## Instructions to follow
Write the records out again, keeping each line exactly as it is.
=== Exercise input ===
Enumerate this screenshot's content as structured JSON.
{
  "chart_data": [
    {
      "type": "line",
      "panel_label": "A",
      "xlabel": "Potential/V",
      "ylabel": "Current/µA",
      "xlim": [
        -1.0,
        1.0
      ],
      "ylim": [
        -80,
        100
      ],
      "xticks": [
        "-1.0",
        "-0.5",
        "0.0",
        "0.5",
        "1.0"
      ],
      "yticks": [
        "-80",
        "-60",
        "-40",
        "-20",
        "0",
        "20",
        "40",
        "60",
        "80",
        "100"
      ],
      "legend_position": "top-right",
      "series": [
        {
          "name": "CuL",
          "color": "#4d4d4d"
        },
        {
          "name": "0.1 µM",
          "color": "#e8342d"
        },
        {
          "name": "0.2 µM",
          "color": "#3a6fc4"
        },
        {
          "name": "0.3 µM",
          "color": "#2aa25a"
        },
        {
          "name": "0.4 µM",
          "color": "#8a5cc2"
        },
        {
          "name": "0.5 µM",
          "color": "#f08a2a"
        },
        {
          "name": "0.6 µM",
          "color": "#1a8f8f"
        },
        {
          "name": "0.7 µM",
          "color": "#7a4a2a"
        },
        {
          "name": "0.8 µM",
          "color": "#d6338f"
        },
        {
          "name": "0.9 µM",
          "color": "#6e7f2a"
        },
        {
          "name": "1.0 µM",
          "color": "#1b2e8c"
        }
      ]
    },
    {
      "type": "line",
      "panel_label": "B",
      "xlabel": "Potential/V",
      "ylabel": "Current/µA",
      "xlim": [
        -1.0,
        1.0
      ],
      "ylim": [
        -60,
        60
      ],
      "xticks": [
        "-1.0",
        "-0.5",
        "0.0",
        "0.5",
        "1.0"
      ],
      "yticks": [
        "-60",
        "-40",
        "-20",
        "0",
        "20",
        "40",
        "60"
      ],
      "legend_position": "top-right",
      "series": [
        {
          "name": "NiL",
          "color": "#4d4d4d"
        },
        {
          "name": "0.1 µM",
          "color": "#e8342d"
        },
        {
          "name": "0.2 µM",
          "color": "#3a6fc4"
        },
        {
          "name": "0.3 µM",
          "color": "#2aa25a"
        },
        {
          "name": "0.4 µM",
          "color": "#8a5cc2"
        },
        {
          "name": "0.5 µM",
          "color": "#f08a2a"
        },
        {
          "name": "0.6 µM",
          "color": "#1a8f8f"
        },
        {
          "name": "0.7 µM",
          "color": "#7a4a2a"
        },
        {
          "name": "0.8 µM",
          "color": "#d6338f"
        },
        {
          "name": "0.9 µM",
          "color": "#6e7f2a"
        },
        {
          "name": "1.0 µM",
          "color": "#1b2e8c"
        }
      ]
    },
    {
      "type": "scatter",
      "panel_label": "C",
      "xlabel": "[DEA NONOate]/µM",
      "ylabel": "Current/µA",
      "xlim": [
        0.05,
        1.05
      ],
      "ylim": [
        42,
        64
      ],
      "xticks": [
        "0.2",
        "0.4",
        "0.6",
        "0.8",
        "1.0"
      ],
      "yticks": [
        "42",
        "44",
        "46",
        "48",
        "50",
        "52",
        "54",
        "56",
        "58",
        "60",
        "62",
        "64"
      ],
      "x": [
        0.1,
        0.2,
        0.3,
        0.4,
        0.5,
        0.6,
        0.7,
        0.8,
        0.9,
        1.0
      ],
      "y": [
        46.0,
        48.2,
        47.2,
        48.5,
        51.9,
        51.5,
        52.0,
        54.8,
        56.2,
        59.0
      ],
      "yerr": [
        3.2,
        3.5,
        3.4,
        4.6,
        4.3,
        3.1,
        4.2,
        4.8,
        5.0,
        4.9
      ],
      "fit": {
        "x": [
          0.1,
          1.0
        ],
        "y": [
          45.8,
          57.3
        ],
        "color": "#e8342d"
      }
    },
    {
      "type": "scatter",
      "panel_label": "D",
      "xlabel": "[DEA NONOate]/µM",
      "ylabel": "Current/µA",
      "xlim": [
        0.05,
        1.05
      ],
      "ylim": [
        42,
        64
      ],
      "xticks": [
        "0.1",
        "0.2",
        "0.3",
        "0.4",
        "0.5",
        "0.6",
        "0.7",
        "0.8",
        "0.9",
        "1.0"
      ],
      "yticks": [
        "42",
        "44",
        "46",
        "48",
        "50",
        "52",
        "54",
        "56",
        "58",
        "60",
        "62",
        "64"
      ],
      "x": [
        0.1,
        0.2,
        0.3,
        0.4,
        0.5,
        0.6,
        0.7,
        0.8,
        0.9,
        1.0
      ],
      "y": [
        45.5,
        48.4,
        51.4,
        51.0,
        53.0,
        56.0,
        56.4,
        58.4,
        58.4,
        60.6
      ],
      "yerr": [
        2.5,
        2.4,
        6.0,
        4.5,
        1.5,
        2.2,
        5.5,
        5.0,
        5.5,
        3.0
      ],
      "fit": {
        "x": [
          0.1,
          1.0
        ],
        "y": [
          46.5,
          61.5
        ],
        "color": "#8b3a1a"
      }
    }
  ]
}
===
## Exercise output
Enumerate this screenshot's content as structured JSON.
{
  "chart_data": [
    {
      "type": "line",
      "panel_label": "A",
      "xlabel": "Potential/V",
      "ylabel": "Current/µA",
      "xlim": [
        -1.0,
        1.0
      ],
      "ylim": [
        -80,
        100
      ],
      "xticks": [
        "-1.0",
        "-0.5",
        "0.0",
        "0.5",
        "1.0"
      ],
      "yticks": [
        "-80",
        "-60",
        "-40",
        "-20",
        "0",
        "20",
        "40",
        "60",
        "80",
        "100"
      ],
      "legend_position": "top-right",
      "series": [
        {
          "name": "CuL",
          "color": "#4d4d4d"
        },
        {
          "name": "0.1 µM",
          "color": "#e8342d"
        },
        {
          "name": "0.2 µM",
          "color": "#3a6fc4"
        },
        {
          "name": "0.3 µM",
          "color": "#2aa25a"
        },
        {
          "name": "0.4 µM",
          "color": "#8a5cc2"
        },
        {
          "name": "0.5 µM",
          "color": "#f08a2a"
        },
        {
          "name": "0.6 µM",
          "color": "#1a8f8f"
        },
        {
          "name": "0.7 µM",
          "color": "#7a4a2a"
        },
        {
          "name": "0.8 µM",
          "color": "#d6338f"
        },
        {
          "name": "0.9 µM",
          "color": "#6e7f2a"
        },
        {
          "name": "1.0 µM",
          "color": "#1b2e8c"
        }
      ]
    },
    {
      "type": "line",
      "panel_label": "B",
      "xlabel": "Potential/V",
      "ylabel": "Current/µA",
      "xlim": [
        -1.0,
        1.0
      ],
      "ylim": [
        -60,
        60
      ],
      "xticks": [
        "-1.0",
        "-0.5",
        "0.0",
        "0.5",
        "1.0"
      ],
      "yticks": [
        "-60",
        "-40",
        "-20",
        "0",
        "20",
        "40",
        "60"
      ],
      "legend_position": "top-right",
      "series": [
        {
          "name": "NiL",
          "color": "#4d4d4d"
        },
        {
          "name": "0.1 µM",
          "color": "#e8342d"
        },
        {
          "name": "0.2 µM",
          "color": "#3a6fc4"
        },
        {
          "name": "0.3 µM",
          "color": "#2aa25a"
        },
        {
          "name": "0.4 µM",
          "color": "#8a5cc2"
        },
        {
          "name": "0.5 µM",
          "color": "#f08a2a"
        },
        {
          "name": "0.6 µM",
          "color": "#1a8f8f"
        },
        {
          "name": "0.7 µM",
          "color": "#7a4a2a"
        },
        {
          "name": "0.8 µM",
          "color": "#d6338f"
        },
        {
          "name": "0.9 µM",
          "color": "#6e7f2a"
        },
        {
          "name": "1.0 µM",
          "color": "#1b2e8c"
        }
      ]
    },
    {
      "type": "scatter",
      "panel_label": "C",
      "xlabel": "[DEA NONOate]/µM",
      "ylabel": "Current/µA",
      "xlim": [
        0.05,
        1.05
      ],
      "ylim": [
        42,
        64
      ],
      "xticks": [
        "0.2",
        "0.4",
        "0.6",
        "0.8",
        "1.0"
      ],
      "yticks": [
        "42",
        "44",
        "46",
        "48",
        "50",
        "52",
        "54",
        "56",
        "58",
        "60",
        "62",
        "64"
      ],
      "x": [
        0.1,
        0.2,
        0.3,
        0.4,
        0.5,
        0.6,
        0.7,
        0.8,
        0.9,
        1.0
      ],
      "y": [
        46.0,
        48.2,
        47.2,
        48.5,
        51.9,
        51.5,
        52.0,
        54.8,
        56.2,
        59.0
      ],
      "yerr": [
        3.2,
        3.5,
        3.4,
        4.6,
        4.3,
        3.1,
        4.2,
        4.8,
        5.0,
        4.9
      ],
      "fit": {
        "x": [
          0.1,
          1.0
        ],
        "y": [
          45.8,
          57.3
        ],
        "color": "#e8342d"
      }
    },
    {
      "type": "scatter",
      "panel_label": "D",
      "xlabel": "[DEA NONOate]/µM",
      "ylabel": "Current/µA",
      "xlim": [
        0.05,
        1.05
      ],
      "ylim": [
        42,
        64
      ],
      "xticks": [
        "0.1",
        "0.2",
        "0.3",
        "0.4",
        "0.5",
        "0.6",
        "0.7",
        "0.8",
        "0.9",
        "1.0"
      ],
      "yticks": [
        "42",
        "44",
        "46",
        "48",
        "50",
        "52",
        "54",
        "56",
        "58",
        "60",
        "62",
        "64"
      ],
      "x": [
        0.1,
        0.2,
        0.3,
        0.4,
        0.5,
        0.6,
        0.7,
        0.8,
        0.9,
        1.0
      ],
      "y": [
        45.5,
        48.4,
        51.4,
        51.0,
        53.0,
        56.0,
        56.4,
        58.4,
        58.4,
        60.6
      ],
      "yerr": [
        2.5,
        2.4,
        6.0,
        4.5,
        1.5,
        2.2,
        5.5,
        5.0,
        5.5,
        3.0
      ],
      "fit": {
        "x": [
          0.1,
          1.0
        ],
        "y": [
          46.5,
          61.5
        ],
        "color": "#8b3a1a"
      }
    }
  ]
}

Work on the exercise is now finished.